# Task statement
Lay out as a Markdown table with the columns Row and Line everything from the line containing "Patent image size: (1007, 693)." down to the line containing "The handle 26 is at (514, 171).", both included. Number each row and omit blank lines.

# Record extracts
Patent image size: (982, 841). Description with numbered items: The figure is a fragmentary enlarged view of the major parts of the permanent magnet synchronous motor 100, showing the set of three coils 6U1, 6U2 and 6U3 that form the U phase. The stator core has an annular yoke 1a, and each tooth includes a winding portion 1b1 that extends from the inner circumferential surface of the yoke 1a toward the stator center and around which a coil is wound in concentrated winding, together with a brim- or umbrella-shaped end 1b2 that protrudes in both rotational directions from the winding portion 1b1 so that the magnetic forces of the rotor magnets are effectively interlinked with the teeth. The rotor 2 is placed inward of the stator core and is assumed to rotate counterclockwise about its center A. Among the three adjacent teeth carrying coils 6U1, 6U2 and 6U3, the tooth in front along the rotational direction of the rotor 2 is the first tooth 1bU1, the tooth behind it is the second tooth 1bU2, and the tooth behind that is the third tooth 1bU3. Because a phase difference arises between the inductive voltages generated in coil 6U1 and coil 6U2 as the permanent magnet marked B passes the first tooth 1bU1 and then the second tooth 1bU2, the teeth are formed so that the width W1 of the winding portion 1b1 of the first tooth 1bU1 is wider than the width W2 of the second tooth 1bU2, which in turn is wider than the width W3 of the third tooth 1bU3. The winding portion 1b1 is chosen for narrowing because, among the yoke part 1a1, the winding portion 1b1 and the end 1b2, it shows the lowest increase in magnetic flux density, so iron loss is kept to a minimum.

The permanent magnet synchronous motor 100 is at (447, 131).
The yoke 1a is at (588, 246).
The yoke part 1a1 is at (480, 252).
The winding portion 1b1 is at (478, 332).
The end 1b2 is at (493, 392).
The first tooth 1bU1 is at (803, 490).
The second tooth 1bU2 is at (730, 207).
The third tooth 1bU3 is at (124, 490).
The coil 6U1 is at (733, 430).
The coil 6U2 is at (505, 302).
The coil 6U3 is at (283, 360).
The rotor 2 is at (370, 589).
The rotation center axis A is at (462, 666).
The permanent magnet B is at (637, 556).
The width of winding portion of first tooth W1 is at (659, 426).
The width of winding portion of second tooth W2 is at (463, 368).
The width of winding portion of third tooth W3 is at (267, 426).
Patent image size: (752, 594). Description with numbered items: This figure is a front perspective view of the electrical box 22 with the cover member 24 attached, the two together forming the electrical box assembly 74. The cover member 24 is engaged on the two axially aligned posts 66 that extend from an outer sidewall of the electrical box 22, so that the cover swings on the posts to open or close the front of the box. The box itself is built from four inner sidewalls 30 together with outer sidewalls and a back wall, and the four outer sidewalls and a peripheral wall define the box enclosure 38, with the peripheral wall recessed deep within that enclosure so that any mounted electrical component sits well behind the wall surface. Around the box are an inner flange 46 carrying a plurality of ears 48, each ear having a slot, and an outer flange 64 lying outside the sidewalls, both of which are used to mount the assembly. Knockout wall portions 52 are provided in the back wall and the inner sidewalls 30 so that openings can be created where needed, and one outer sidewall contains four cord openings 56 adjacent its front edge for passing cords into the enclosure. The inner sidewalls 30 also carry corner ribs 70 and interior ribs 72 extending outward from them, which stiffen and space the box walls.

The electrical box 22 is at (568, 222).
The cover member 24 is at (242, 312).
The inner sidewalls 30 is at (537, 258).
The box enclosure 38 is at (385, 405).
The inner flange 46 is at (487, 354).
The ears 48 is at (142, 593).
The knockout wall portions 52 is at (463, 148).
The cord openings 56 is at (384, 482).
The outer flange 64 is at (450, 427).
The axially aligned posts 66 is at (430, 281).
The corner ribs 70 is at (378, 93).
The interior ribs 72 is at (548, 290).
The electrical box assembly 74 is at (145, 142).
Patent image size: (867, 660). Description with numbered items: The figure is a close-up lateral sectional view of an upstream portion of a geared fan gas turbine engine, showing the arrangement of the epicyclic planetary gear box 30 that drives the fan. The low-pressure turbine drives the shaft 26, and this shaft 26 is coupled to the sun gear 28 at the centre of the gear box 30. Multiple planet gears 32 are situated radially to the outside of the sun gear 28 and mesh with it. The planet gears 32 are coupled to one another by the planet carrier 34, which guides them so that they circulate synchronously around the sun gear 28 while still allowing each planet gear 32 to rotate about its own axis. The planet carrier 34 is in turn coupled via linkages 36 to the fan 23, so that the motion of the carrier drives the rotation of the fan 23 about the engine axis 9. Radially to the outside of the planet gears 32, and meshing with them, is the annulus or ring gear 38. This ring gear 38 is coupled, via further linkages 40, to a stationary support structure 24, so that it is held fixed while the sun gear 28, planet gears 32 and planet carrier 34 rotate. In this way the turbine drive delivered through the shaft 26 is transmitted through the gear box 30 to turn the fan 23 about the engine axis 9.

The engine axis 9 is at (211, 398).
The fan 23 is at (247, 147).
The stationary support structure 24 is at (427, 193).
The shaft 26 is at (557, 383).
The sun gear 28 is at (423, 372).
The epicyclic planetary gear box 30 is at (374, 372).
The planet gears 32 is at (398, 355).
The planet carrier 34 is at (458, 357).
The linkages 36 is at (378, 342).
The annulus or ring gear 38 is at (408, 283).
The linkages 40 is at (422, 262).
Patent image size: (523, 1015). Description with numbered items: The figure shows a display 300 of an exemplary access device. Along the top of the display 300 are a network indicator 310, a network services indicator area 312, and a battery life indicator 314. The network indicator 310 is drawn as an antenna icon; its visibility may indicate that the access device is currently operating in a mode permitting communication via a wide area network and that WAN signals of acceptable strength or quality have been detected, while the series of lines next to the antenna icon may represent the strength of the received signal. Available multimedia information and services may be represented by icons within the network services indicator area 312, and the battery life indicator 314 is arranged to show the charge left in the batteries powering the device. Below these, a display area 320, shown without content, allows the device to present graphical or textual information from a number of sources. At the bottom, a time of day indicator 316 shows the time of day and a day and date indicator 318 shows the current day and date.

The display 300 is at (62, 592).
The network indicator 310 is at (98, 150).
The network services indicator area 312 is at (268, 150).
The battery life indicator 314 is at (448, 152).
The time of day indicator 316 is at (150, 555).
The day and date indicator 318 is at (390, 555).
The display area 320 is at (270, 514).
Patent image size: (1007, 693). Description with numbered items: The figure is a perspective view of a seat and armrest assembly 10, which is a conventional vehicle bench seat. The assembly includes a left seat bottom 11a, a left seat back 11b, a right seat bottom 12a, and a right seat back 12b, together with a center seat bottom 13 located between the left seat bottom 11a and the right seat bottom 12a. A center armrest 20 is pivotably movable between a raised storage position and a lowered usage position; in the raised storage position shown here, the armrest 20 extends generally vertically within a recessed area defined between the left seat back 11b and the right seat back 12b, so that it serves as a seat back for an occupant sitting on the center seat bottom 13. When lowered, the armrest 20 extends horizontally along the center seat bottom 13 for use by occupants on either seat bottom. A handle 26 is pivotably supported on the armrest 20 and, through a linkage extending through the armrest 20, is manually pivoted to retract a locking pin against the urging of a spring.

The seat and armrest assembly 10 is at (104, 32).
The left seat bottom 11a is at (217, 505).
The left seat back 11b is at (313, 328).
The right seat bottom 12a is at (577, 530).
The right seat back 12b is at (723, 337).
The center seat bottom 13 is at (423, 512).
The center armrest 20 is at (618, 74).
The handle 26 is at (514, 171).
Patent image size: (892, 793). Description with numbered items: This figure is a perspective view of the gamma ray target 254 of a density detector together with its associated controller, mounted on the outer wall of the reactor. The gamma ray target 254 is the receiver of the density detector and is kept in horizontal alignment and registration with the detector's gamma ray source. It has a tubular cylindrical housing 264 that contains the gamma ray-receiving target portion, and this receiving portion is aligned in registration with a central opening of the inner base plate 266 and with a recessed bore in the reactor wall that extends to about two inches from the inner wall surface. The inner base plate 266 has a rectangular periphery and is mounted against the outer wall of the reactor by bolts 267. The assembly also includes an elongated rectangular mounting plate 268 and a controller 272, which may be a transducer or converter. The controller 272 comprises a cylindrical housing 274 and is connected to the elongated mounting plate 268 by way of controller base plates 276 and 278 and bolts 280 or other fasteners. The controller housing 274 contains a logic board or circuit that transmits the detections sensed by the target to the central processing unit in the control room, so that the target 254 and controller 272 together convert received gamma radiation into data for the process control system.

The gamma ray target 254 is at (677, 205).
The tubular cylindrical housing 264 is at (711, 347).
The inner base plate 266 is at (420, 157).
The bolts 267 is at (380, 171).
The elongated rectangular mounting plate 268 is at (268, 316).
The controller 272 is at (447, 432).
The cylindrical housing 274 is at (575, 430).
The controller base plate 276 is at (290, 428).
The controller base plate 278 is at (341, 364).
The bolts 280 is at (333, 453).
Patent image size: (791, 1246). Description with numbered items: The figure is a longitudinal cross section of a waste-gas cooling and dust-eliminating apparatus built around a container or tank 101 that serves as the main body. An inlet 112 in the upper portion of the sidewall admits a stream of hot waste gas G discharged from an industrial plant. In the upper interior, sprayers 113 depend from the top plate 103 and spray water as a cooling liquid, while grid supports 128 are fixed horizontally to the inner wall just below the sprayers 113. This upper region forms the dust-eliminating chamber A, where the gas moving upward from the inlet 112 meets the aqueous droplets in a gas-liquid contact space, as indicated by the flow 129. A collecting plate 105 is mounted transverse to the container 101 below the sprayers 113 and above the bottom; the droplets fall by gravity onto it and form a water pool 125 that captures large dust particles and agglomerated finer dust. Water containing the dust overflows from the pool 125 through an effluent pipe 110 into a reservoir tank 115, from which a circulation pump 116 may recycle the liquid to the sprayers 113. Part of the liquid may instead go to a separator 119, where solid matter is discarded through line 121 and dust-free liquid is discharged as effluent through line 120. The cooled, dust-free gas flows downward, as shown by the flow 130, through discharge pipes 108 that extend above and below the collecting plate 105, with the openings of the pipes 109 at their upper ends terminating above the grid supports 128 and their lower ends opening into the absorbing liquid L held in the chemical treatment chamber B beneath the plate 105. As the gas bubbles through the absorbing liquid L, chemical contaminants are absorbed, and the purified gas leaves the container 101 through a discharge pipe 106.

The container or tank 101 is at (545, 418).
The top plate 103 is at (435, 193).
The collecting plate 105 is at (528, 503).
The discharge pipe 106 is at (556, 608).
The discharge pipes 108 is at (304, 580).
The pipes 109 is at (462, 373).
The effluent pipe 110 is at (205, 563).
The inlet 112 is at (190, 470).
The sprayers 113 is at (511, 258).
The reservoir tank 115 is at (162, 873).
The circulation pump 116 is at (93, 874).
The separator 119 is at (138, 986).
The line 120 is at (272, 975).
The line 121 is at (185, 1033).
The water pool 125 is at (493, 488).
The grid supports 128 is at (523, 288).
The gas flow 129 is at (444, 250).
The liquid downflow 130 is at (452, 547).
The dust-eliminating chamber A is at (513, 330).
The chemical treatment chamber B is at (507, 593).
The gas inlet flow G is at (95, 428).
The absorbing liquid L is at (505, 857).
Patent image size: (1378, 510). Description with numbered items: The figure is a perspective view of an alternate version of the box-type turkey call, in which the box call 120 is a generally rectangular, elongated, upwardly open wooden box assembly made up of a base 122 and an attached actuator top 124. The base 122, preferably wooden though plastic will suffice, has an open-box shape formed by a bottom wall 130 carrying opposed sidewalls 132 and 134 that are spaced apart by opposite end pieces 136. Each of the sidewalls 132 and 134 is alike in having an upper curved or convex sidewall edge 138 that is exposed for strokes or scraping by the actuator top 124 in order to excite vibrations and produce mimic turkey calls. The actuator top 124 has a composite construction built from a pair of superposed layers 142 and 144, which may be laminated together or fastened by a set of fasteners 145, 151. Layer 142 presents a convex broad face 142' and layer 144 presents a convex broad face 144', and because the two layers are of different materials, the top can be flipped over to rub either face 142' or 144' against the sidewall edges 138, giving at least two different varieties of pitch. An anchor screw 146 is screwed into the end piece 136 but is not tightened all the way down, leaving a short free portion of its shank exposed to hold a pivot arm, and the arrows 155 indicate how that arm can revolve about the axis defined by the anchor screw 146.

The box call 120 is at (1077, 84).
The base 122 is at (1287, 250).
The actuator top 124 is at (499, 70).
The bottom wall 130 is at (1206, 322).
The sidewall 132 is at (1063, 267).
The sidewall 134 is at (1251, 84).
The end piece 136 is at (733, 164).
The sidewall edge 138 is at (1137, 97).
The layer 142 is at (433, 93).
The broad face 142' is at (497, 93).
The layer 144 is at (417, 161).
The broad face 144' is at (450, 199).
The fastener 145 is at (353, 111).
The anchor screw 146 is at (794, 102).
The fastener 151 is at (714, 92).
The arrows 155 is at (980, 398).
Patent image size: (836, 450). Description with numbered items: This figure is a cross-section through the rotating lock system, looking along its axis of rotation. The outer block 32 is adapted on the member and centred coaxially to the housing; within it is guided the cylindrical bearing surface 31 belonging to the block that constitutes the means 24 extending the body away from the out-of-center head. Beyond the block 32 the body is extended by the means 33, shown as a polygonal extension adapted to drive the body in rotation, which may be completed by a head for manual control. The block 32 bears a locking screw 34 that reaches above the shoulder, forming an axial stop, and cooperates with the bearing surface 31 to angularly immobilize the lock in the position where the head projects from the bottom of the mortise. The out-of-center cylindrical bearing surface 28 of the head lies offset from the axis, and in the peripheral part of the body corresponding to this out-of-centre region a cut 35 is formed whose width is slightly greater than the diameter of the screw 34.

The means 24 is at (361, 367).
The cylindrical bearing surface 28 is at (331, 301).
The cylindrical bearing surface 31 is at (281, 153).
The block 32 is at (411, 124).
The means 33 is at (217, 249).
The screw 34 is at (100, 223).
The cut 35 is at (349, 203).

# Answer to this task
| Row | Line |
|---|---|
| 1 | Patent image size: (1007, 693). Description with numbered items: The figure is a perspective view of a seat and armrest assembly 10, which is a conventional vehicle bench seat. The assembly includes a left seat bottom 11a, a left seat back 11b, a right seat bottom 12a, and a right seat back 12b, together with a center seat bottom 13 located between the left seat bottom 11a and the right seat bottom 12a. A center armrest 20 is pivotably movable between a raised storage position and a lowered usage position; in the raised storage position shown here, the armrest 20 extends generally vertically within a recessed area defined between the left seat back 11b and the right seat back 12b, so that it serves as a seat back for an occupant sitting on the center seat bottom 13. When lowered, the armrest 20 extends horizontally along the center seat bottom 13 for use by occupants on either seat bottom. A handle 26 is pivotably supported on the armrest 20 and, through a linkage extending through the armrest 20, is manually pivoted to retract a locking pin against the urging of a spring. |
| 2 | The seat and armrest assembly 10 is at (104, 32). |
| 3 | The left seat bottom 11a is at (217, 505). |
| 4 | The left seat back 11b is at (313, 328). |
| 5 | The right seat bottom 12a is at (577, 530). |
| 6 | The right seat back 12b is at (723, 337). |
| 7 | The center seat bottom 13 is at (423, 512). |
| 8 | The center armrest 20 is at (618, 74). |
| 9 | The handle 26 is at (514, 171). |